> Aim of the exercise
Return each line containing "marker".

Figure record listings
"""

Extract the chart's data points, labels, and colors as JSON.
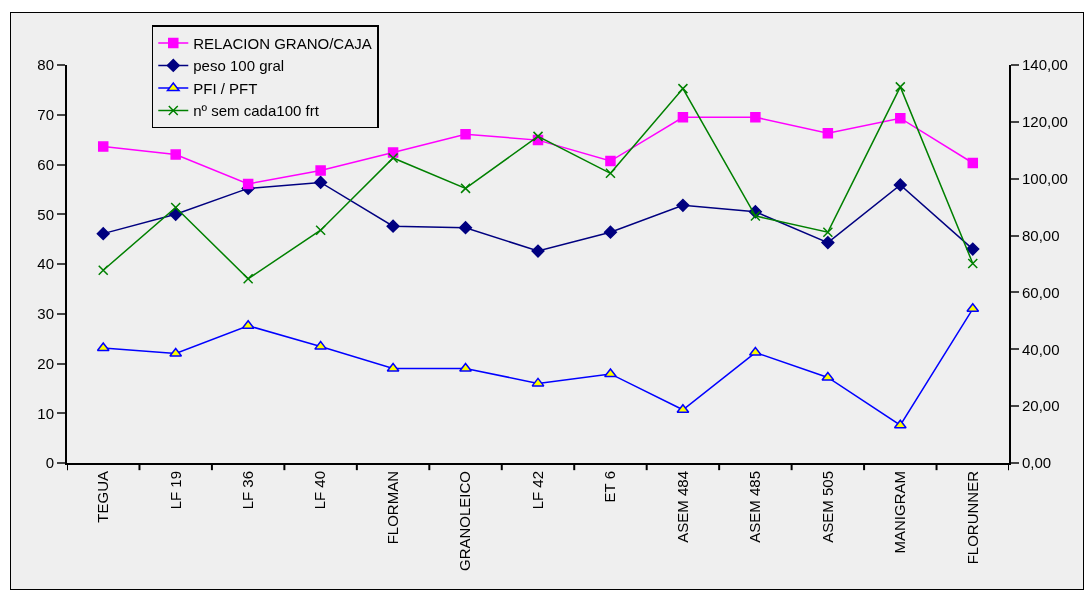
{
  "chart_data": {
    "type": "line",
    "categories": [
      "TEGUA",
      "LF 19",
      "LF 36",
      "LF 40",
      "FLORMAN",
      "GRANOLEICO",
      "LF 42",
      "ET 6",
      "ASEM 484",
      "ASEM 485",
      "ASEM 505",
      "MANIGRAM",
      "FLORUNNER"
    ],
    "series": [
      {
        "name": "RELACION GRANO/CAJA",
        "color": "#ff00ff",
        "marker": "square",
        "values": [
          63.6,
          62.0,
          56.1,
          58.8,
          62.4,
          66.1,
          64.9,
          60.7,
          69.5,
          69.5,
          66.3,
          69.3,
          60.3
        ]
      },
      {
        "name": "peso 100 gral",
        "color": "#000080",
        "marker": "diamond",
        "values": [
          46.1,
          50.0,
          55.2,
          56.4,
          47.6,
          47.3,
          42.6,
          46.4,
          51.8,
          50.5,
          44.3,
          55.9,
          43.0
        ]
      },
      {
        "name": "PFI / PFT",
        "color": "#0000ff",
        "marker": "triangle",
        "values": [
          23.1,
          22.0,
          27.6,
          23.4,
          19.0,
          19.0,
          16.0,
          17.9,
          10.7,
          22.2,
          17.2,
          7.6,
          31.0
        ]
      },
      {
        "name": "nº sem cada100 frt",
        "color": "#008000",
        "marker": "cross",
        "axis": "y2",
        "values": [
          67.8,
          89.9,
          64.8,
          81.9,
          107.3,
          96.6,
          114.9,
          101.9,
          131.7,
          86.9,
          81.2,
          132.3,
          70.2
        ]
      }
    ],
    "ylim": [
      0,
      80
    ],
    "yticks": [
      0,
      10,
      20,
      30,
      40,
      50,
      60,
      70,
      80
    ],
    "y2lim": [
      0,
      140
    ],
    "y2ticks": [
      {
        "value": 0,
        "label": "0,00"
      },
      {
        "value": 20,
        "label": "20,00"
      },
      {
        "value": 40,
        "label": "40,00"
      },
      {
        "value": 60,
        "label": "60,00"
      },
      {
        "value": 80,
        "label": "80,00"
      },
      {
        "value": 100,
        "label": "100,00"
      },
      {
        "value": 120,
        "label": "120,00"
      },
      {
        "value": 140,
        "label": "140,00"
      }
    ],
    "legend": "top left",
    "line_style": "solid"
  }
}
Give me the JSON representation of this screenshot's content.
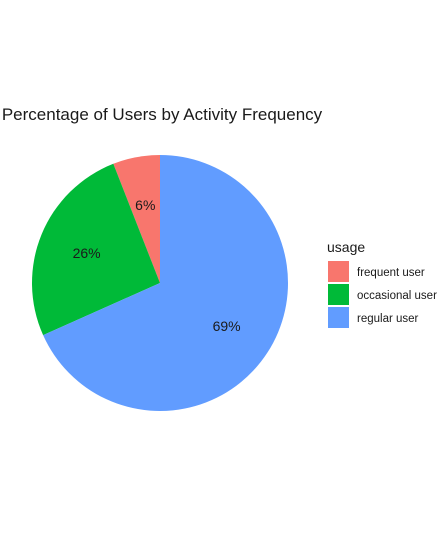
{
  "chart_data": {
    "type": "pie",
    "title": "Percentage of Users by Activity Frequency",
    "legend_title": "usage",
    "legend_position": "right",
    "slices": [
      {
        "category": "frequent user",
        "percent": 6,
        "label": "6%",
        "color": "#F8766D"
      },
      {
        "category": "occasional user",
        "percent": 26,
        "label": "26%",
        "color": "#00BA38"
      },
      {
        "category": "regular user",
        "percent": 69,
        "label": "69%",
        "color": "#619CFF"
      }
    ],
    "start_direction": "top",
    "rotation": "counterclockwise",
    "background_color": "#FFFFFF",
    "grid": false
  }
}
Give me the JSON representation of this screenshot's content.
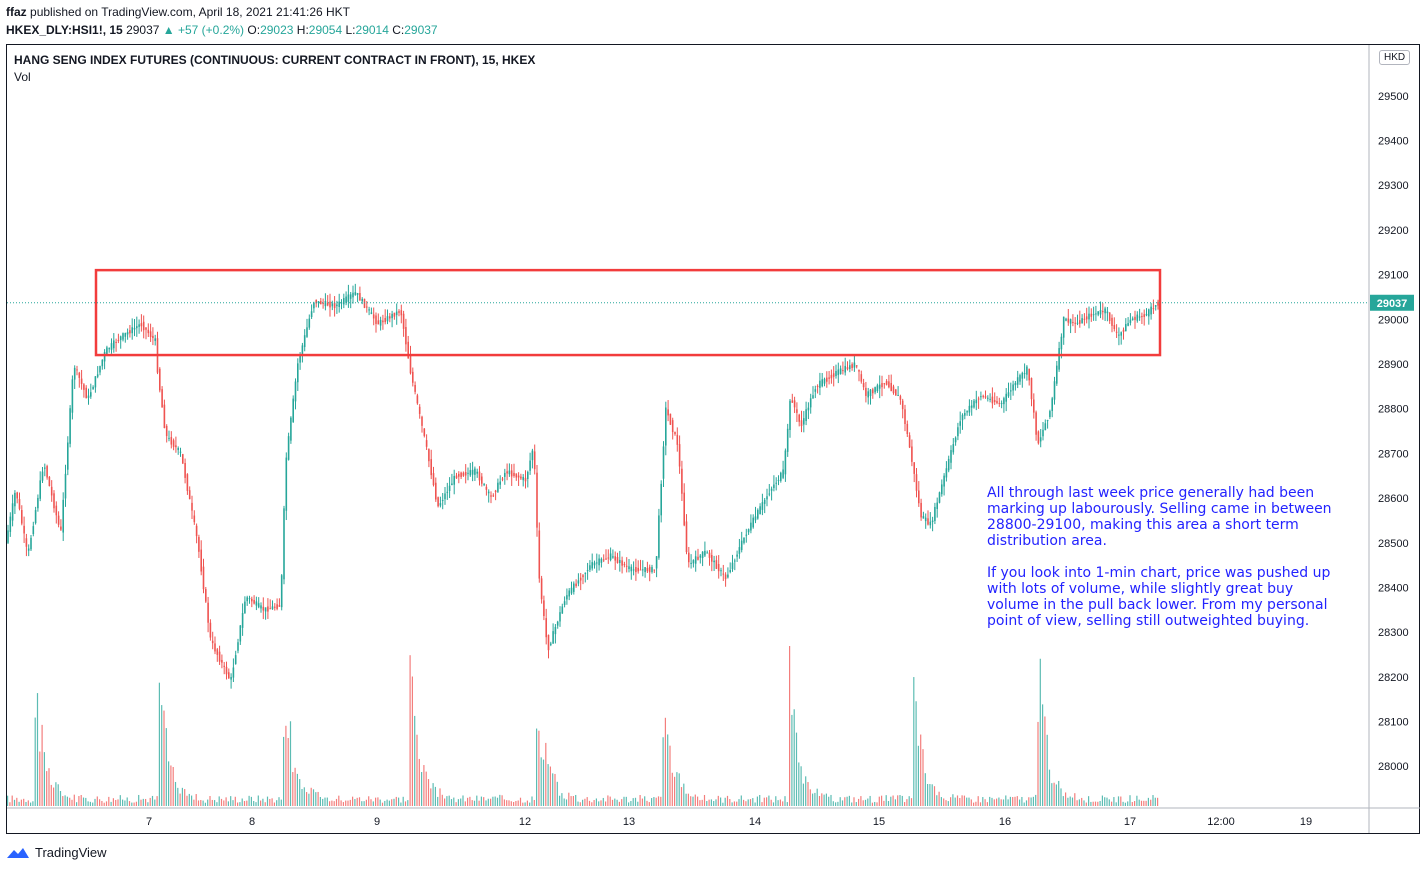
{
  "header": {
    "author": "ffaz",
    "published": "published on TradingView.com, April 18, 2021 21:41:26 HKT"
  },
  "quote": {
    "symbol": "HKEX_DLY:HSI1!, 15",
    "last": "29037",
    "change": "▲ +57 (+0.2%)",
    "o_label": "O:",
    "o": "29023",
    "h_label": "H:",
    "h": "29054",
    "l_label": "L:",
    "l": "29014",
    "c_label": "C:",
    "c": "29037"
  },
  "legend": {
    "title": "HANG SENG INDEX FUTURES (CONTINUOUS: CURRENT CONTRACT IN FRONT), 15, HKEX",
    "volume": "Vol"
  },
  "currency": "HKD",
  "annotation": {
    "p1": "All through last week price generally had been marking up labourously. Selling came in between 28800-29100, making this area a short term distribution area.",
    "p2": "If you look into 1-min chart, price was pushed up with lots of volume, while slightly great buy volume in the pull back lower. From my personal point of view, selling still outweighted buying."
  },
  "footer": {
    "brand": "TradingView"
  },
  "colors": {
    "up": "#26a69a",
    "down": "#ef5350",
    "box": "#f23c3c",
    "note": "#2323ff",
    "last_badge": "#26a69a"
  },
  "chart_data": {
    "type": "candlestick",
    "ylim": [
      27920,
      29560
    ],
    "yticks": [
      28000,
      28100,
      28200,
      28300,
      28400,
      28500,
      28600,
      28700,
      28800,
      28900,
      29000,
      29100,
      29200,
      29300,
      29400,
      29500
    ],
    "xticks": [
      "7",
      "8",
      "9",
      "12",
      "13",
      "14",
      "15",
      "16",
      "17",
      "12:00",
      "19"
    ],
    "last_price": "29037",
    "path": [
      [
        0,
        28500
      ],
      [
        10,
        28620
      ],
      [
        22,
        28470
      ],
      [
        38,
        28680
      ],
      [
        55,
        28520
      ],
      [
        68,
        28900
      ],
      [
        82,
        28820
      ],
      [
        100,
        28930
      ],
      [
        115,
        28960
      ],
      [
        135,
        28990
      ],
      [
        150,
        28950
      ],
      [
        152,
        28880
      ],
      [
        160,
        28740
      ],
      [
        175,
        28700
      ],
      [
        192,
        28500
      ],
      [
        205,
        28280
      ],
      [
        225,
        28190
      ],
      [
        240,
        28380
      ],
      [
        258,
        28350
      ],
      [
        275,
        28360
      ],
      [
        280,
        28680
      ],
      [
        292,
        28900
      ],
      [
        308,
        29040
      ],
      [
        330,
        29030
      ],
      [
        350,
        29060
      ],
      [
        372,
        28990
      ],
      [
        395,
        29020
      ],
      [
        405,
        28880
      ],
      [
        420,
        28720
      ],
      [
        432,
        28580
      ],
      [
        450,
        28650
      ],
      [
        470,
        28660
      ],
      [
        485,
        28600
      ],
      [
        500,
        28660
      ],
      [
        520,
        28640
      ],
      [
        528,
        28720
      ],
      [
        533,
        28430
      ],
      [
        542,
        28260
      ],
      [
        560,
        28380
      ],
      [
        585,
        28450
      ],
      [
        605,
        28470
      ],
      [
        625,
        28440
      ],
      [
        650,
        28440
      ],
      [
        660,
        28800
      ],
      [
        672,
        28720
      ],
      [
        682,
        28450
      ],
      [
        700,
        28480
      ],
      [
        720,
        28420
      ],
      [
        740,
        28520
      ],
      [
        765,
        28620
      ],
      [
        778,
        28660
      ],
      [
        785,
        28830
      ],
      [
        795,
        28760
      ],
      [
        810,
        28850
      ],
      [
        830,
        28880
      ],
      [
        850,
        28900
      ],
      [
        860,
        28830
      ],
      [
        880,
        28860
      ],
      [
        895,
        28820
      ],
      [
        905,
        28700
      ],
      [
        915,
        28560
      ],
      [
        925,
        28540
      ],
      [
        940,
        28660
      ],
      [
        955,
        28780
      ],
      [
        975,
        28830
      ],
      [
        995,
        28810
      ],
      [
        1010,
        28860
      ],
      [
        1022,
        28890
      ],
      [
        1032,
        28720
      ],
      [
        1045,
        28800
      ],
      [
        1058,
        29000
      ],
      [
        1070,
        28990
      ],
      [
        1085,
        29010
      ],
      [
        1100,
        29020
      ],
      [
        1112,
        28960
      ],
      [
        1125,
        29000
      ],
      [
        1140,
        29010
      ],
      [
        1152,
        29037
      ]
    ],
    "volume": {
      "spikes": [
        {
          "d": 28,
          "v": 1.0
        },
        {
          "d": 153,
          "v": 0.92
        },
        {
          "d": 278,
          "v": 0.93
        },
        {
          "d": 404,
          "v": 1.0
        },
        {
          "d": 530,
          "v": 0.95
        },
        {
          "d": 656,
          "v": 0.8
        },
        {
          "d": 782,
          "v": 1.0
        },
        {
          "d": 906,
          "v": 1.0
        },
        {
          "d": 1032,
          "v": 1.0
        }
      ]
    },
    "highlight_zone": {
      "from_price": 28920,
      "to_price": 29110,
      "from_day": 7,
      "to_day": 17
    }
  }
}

"""

> Written response
        "marker": "square",
        "marker": "diamond",
        "marker": "triangle",
        "marker": "cross",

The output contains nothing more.